* BEGIN Available data *
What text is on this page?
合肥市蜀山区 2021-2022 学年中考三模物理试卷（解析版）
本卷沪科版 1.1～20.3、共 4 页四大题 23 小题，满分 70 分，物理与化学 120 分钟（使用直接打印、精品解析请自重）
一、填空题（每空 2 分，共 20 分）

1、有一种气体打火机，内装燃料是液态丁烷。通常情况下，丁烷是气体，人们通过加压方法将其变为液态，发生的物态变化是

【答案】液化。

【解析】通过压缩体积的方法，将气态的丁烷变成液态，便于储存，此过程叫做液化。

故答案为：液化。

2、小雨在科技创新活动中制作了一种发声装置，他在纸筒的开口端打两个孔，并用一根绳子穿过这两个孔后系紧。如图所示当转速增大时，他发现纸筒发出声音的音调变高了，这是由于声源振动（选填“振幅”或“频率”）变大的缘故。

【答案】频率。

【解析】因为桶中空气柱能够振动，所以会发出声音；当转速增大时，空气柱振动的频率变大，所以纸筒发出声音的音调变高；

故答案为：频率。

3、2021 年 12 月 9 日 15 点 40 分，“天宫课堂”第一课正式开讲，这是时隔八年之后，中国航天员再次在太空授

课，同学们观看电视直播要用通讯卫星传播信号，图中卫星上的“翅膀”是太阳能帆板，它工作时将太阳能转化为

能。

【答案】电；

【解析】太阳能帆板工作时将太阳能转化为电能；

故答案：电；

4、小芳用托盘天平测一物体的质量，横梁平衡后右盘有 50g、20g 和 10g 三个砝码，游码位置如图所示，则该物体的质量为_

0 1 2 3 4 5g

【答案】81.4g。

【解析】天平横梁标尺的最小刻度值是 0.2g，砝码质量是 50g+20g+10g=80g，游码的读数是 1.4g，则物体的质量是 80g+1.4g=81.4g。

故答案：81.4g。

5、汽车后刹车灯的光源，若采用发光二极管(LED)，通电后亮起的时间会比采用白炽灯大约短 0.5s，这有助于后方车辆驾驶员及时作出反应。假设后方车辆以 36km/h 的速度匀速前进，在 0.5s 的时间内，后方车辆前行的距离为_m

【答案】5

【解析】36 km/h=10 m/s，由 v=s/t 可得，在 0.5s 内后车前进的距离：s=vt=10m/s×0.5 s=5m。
* END Available data *
Task brief: The records above should be repeated in full, exactly as given.

Correct response:
What text is on this page?
合肥市蜀山区 2021-2022 学年中考三模物理试卷（解析版）
本卷沪科版 1.1～20.3、共 4 页四大题 23 小题，满分 70 分，物理与化学 120 分钟（使用直接打印、精品解析请自重）
一、填空题（每空 2 分，共 20 分）

1、有一种气体打火机，内装燃料是液态丁烷。通常情况下，丁烷是气体，人们通过加压方法将其变为液态，发生的物态变化是

【答案】液化。

【解析】通过压缩体积的方法，将气态的丁烷变成液态，便于储存，此过程叫做液化。

故答案为：液化。

2、小雨在科技创新活动中制作了一种发声装置，他在纸筒的开口端打两个孔，并用一根绳子穿过这两个孔后系紧。如图所示当转速增大时，他发现纸筒发出声音的音调变高了，这是由于声源振动（选填“振幅”或“频率”）变大的缘故。

【答案】频率。

【解析】因为桶中空气柱能够振动，所以会发出声音；当转速增大时，空气柱振动的频率变大，所以纸筒发出声音的音调变高；

故答案为：频率。

3、2021 年 12 月 9 日 15 点 40 分，“天宫课堂”第一课正式开讲，这是时隔八年之后，中国航天员再次在太空授

课，同学们观看电视直播要用通讯卫星传播信号，图中卫星上的“翅膀”是太阳能帆板，它工作时将太阳能转化为

能。

【答案】电；

【解析】太阳能帆板工作时将太阳能转化为电能；

故答案：电；

4、小芳用托盘天平测一物体的质量，横梁平衡后右盘有 50g、20g 和 10g 三个砝码，游码位置如图所示，则该物体的质量为_

0 1 2 3 4 5g

【答案】81.4g。

【解析】天平横梁标尺的最小刻度值是 0.2g，砝码质量是 50g+20g+10g=80g，游码的读数是 1.4g，则物体的质量是 80g+1.4g=81.4g。

故答案：81.4g。

5、汽车后刹车灯的光源，若采用发光二极管(LED)，通电后亮起的时间会比采用白炽灯大约短 0.5s，这有助于后方车辆驾驶员及时作出反应。假设后方车辆以 36km/h 的速度匀速前进，在 0.5s 的时间内，后方车辆前行的距离为_m

【答案】5

【解析】36 km/h=10 m/s，由 v=s/t 可得，在 0.5s 内后车前进的距离：s=vt=10m/s×0.5 s=5m。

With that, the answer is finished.